§ Task input
_ _ _ _ _

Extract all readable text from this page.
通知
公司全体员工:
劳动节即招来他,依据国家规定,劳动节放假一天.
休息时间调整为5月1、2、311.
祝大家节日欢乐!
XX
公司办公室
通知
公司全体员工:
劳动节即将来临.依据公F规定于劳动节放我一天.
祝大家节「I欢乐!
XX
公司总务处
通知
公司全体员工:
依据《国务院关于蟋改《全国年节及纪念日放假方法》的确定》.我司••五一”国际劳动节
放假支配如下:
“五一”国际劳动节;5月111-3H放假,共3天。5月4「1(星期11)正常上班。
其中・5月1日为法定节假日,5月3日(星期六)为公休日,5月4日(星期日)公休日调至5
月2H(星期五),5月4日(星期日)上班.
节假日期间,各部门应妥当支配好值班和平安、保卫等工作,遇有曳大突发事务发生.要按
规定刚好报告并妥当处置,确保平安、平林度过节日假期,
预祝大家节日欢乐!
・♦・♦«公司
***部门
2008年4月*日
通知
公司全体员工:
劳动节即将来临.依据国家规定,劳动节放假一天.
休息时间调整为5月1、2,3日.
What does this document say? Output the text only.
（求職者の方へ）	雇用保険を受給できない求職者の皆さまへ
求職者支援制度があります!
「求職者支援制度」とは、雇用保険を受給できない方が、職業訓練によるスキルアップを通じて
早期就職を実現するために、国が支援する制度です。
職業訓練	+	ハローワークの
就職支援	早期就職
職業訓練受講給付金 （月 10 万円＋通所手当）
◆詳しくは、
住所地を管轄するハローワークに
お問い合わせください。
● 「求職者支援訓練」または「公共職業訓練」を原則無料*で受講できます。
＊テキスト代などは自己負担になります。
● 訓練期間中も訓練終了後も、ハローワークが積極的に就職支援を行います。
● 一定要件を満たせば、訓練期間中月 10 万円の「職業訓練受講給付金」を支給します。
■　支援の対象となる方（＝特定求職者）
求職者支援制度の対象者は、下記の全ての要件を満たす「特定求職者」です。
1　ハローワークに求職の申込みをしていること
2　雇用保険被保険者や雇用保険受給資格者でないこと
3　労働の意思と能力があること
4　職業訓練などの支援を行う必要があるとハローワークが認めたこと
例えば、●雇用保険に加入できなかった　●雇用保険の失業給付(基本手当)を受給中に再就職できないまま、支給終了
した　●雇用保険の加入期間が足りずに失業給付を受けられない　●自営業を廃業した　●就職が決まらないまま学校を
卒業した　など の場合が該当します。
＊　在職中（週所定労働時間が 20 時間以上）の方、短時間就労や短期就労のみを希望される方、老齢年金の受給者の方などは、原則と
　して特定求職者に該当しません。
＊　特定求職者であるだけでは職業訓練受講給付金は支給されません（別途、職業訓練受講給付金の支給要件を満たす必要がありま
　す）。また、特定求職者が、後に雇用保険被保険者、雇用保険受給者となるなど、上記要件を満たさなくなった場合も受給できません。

_ _ _ _ _

List all lines above in which the string "this" appears.

Extract all readable text from this page.
What does this document say? Output the text only.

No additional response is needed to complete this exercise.